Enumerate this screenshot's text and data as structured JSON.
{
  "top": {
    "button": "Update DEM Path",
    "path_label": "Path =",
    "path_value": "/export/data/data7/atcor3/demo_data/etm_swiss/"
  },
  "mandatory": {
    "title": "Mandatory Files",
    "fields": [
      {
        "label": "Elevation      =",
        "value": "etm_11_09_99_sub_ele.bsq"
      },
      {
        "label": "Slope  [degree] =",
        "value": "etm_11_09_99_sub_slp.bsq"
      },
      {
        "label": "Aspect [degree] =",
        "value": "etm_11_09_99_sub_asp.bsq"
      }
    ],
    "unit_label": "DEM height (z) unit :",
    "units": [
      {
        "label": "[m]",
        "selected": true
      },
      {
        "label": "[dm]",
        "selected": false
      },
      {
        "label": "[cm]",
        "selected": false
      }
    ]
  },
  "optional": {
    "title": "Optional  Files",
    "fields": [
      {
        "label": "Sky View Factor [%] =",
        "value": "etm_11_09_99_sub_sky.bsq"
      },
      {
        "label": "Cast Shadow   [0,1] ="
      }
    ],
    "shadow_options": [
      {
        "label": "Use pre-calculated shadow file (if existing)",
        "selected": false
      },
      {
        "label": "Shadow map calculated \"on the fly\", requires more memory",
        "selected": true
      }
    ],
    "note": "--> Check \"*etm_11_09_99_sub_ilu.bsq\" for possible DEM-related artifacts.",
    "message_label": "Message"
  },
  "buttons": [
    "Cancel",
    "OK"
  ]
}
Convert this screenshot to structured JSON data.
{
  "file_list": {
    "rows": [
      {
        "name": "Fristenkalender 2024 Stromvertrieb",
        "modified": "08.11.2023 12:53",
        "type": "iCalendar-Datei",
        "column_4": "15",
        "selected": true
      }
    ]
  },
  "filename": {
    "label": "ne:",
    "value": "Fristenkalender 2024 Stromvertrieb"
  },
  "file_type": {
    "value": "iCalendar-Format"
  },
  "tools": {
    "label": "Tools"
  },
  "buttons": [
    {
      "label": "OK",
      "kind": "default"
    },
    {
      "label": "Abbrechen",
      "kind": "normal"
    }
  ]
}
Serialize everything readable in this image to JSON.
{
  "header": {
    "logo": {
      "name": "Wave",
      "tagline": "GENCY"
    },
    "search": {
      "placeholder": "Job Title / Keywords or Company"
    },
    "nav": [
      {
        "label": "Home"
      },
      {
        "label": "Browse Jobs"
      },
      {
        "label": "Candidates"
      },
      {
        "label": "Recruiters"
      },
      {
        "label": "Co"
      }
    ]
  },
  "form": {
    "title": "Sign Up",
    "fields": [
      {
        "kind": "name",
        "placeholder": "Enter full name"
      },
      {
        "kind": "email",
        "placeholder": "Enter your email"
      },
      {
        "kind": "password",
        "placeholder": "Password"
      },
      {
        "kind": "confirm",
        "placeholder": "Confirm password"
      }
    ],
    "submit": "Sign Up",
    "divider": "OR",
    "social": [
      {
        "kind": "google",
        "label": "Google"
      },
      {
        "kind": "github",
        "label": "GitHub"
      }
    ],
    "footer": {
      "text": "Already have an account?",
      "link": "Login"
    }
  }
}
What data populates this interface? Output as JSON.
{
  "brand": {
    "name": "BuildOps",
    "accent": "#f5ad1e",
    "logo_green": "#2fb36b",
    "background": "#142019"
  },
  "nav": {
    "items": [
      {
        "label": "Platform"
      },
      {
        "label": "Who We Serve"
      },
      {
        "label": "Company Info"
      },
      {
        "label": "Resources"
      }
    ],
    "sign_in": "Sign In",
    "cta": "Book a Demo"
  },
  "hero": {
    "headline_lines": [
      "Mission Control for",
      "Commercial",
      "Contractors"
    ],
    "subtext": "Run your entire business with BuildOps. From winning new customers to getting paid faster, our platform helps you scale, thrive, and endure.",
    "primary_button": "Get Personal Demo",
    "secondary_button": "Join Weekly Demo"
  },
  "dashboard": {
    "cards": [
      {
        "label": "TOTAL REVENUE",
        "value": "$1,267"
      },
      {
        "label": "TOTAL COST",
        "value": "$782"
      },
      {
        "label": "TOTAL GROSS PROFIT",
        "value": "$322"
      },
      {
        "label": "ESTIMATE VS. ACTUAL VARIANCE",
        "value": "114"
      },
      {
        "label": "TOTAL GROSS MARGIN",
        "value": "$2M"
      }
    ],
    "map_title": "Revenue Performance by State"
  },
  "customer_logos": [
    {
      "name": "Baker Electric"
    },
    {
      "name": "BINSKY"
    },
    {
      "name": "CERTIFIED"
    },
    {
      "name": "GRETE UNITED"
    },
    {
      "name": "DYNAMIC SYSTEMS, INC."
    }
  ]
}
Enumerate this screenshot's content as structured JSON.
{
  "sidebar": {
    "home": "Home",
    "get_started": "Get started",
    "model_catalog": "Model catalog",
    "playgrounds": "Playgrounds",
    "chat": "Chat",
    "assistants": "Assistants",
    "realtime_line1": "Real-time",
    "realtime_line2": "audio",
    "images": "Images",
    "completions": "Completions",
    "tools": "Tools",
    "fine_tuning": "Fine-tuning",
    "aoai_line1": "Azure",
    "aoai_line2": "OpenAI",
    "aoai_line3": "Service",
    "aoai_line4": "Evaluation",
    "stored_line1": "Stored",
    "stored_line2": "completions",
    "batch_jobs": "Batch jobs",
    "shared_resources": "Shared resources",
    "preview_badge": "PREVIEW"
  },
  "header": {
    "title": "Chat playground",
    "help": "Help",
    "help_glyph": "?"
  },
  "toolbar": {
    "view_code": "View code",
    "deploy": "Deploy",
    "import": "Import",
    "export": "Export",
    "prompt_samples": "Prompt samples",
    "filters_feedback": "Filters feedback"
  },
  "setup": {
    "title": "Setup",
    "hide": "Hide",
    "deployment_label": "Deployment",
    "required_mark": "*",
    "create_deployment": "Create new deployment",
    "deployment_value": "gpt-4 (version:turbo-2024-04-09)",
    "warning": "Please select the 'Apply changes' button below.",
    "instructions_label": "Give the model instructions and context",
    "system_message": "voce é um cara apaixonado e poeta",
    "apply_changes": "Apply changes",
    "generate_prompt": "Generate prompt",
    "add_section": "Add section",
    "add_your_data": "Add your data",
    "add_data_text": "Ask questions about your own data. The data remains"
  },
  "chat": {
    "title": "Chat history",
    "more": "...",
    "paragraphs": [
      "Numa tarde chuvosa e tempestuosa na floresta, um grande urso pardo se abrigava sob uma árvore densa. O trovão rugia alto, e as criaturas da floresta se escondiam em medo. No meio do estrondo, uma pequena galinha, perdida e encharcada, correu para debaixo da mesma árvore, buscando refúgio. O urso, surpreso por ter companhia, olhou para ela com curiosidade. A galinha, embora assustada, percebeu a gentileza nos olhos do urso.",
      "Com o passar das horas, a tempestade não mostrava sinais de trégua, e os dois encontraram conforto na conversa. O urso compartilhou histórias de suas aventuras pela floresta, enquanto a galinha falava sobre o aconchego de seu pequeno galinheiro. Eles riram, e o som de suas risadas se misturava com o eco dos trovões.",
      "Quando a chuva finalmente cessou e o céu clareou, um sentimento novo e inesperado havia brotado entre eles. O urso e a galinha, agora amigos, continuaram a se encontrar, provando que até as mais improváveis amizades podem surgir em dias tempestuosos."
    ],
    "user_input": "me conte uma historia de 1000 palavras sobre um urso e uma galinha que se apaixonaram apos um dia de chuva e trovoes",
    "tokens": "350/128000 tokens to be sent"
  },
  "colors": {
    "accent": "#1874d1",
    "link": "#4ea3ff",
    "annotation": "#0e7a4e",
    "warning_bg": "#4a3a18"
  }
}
==========
### What you should do
Every line above needs to be retyped exactly.

### Exercise answer
Enumerate this screenshot's text and data as structured JSON.
{
  "top": {
    "button": "Update DEM Path",
    "path_label": "Path =",
    "path_value": "/export/data/data7/atcor3/demo_data/etm_swiss/"
  },
  "mandatory": {
    "title": "Mandatory Files",
    "fields": [
      {
        "label": "Elevation      =",
        "value": "etm_11_09_99_sub_ele.bsq"
      },
      {
        "label": "Slope  [degree] =",
        "value": "etm_11_09_99_sub_slp.bsq"
      },
      {
        "label": "Aspect [degree] =",
        "value": "etm_11_09_99_sub_asp.bsq"
      }
    ],
    "unit_label": "DEM height (z) unit :",
    "units": [
      {
        "label": "[m]",
        "selected": true
      },
      {
        "label": "[dm]",
        "selected": false
      },
      {
        "label": "[cm]",
        "selected": false
      }
    ]
  },
  "optional": {
    "title": "Optional  Files",
    "fields": [
      {
        "label": "Sky View Factor [%] =",
        "value": "etm_11_09_99_sub_sky.bsq"
      },
      {
        "label": "Cast Shadow   [0,1] ="
      }
    ],
    "shadow_options": [
      {
        "label": "Use pre-calculated shadow file (if existing)",
        "selected": false
      },
      {
        "label": "Shadow map calculated \"on the fly\", requires more memory",
        "selected": true
      }
    ],
    "note": "--> Check \"*etm_11_09_99_sub_ilu.bsq\" for possible DEM-related artifacts.",
    "message_label": "Message"
  },
  "buttons": [
    "Cancel",
    "OK"
  ]
}
Convert this screenshot to structured JSON data.
{
  "file_list": {
    "rows": [
      {
        "name": "Fristenkalender 2024 Stromvertrieb",
        "modified": "08.11.2023 12:53",
        "type": "iCalendar-Datei",
        "column_4": "15",
        "selected": true
      }
    ]
  },
  "filename": {
    "label": "ne:",
    "value": "Fristenkalender 2024 Stromvertrieb"
  },
  "file_type": {
    "value": "iCalendar-Format"
  },
  "tools": {
    "label": "Tools"
  },
  "buttons": [
    {
      "label": "OK",
      "kind": "default"
    },
    {
      "label": "Abbrechen",
      "kind": "normal"
    }
  ]
}
Serialize everything readable in this image to JSON.
{
  "header": {
    "logo": {
      "name": "Wave",
      "tagline": "GENCY"
    },
    "search": {
      "placeholder": "Job Title / Keywords or Company"
    },
    "nav": [
      {
        "label": "Home"
      },
      {
        "label": "Browse Jobs"
      },
      {
        "label": "Candidates"
      },
      {
        "label": "Recruiters"
      },
      {
        "label": "Co"
      }
    ]
  },
  "form": {
    "title": "Sign Up",
    "fields": [
      {
        "kind": "name",
        "placeholder": "Enter full name"
      },
      {
        "kind": "email",
        "placeholder": "Enter your email"
      },
      {
        "kind": "password",
        "placeholder": "Password"
      },
      {
        "kind": "confirm",
        "placeholder": "Confirm password"
      }
    ],
    "submit": "Sign Up",
    "divider": "OR",
    "social": [
      {
        "kind": "google",
        "label": "Google"
      },
      {
        "kind": "github",
        "label": "GitHub"
      }
    ],
    "footer": {
      "text": "Already have an account?",
      "link": "Login"
    }
  }
}
What data populates this interface? Output as JSON.
{
  "brand": {
    "name": "BuildOps",
    "accent": "#f5ad1e",
    "logo_green": "#2fb36b",
    "background": "#142019"
  },
  "nav": {
    "items": [
      {
        "label": "Platform"
      },
      {
        "label": "Who We Serve"
      },
      {
        "label": "Company Info"
      },
      {
        "label": "Resources"
      }
    ],
    "sign_in": "Sign In",
    "cta": "Book a Demo"
  },
  "hero": {
    "headline_lines": [
      "Mission Control for",
      "Commercial",
      "Contractors"
    ],
    "subtext": "Run your entire business with BuildOps. From winning new customers to getting paid faster, our platform helps you scale, thrive, and endure.",
    "primary_button": "Get Personal Demo",
    "secondary_button": "Join Weekly Demo"
  },
  "dashboard": {
    "cards": [
      {
        "label": "TOTAL REVENUE",
        "value": "$1,267"
      },
      {
        "label": "TOTAL COST",
        "value": "$782"
      },
      {
        "label": "TOTAL GROSS PROFIT",
        "value": "$322"
      },
      {
        "label": "ESTIMATE VS. ACTUAL VARIANCE",
        "value": "114"
      },
      {
        "label": "TOTAL GROSS MARGIN",
        "value": "$2M"
      }
    ],
    "map_title": "Revenue Performance by State"
  },
  "customer_logos": [
    {
      "name": "Baker Electric"
    },
    {
      "name": "BINSKY"
    },
    {
      "name": "CERTIFIED"
    },
    {
      "name": "GRETE UNITED"
    },
    {
      "name": "DYNAMIC SYSTEMS, INC."
    }
  ]
}
Enumerate this screenshot's content as structured JSON.
{
  "sidebar": {
    "home": "Home",
    "get_started": "Get started",
    "model_catalog": "Model catalog",
    "playgrounds": "Playgrounds",
    "chat": "Chat",
    "assistants": "Assistants",
    "realtime_line1": "Real-time",
    "realtime_line2": "audio",
    "images": "Images",
    "completions": "Completions",
    "tools": "Tools",
    "fine_tuning": "Fine-tuning",
    "aoai_line1": "Azure",
    "aoai_line2": "OpenAI",
    "aoai_line3": "Service",
    "aoai_line4": "Evaluation",
    "stored_line1": "Stored",
    "stored_line2": "completions",
    "batch_jobs": "Batch jobs",
    "shared_resources": "Shared resources",
    "preview_badge": "PREVIEW"
  },
  "header": {
    "title": "Chat playground",
    "help": "Help",
    "help_glyph": "?"
  },
  "toolbar": {
    "view_code": "View code",
    "deploy": "Deploy",
    "import": "Import",
    "export": "Export",
    "prompt_samples": "Prompt samples",
    "filters_feedback": "Filters feedback"
  },
  "setup": {
    "title": "Setup",
    "hide": "Hide",
    "deployment_label": "Deployment",
    "required_mark": "*",
    "create_deployment": "Create new deployment",
    "deployment_value": "gpt-4 (version:turbo-2024-04-09)",
    "warning": "Please select the 'Apply changes' button below.",
    "instructions_label": "Give the model instructions and context",
    "system_message": "voce é um cara apaixonado e poeta",
    "apply_changes": "Apply changes",
    "generate_prompt": "Generate prompt",
    "add_section": "Add section",
    "add_your_data": "Add your data",
    "add_data_text": "Ask questions about your own data. The data remains"
  },
  "chat": {
    "title": "Chat history",
    "more": "...",
    "paragraphs": [
      "Numa tarde chuvosa e tempestuosa na floresta, um grande urso pardo se abrigava sob uma árvore densa. O trovão rugia alto, e as criaturas da floresta se escondiam em medo. No meio do estrondo, uma pequena galinha, perdida e encharcada, correu para debaixo da mesma árvore, buscando refúgio. O urso, surpreso por ter companhia, olhou para ela com curiosidade. A galinha, embora assustada, percebeu a gentileza nos olhos do urso.",
      "Com o passar das horas, a tempestade não mostrava sinais de trégua, e os dois encontraram conforto na conversa. O urso compartilhou histórias de suas aventuras pela floresta, enquanto a galinha falava sobre o aconchego de seu pequeno galinheiro. Eles riram, e o som de suas risadas se misturava com o eco dos trovões.",
      "Quando a chuva finalmente cessou e o céu clareou, um sentimento novo e inesperado havia brotado entre eles. O urso e a galinha, agora amigos, continuaram a se encontrar, provando que até as mais improváveis amizades podem surgir em dias tempestuosos."
    ],
    "user_input": "me conte uma historia de 1000 palavras sobre um urso e uma galinha que se apaixonaram apos um dia de chuva e trovoes",
    "tokens": "350/128000 tokens to be sent"
  },
  "colors": {
    "accent": "#1874d1",
    "link": "#4ea3ff",
    "annotation": "#0e7a4e",
    "warning_bg": "#4a3a18"
  }
}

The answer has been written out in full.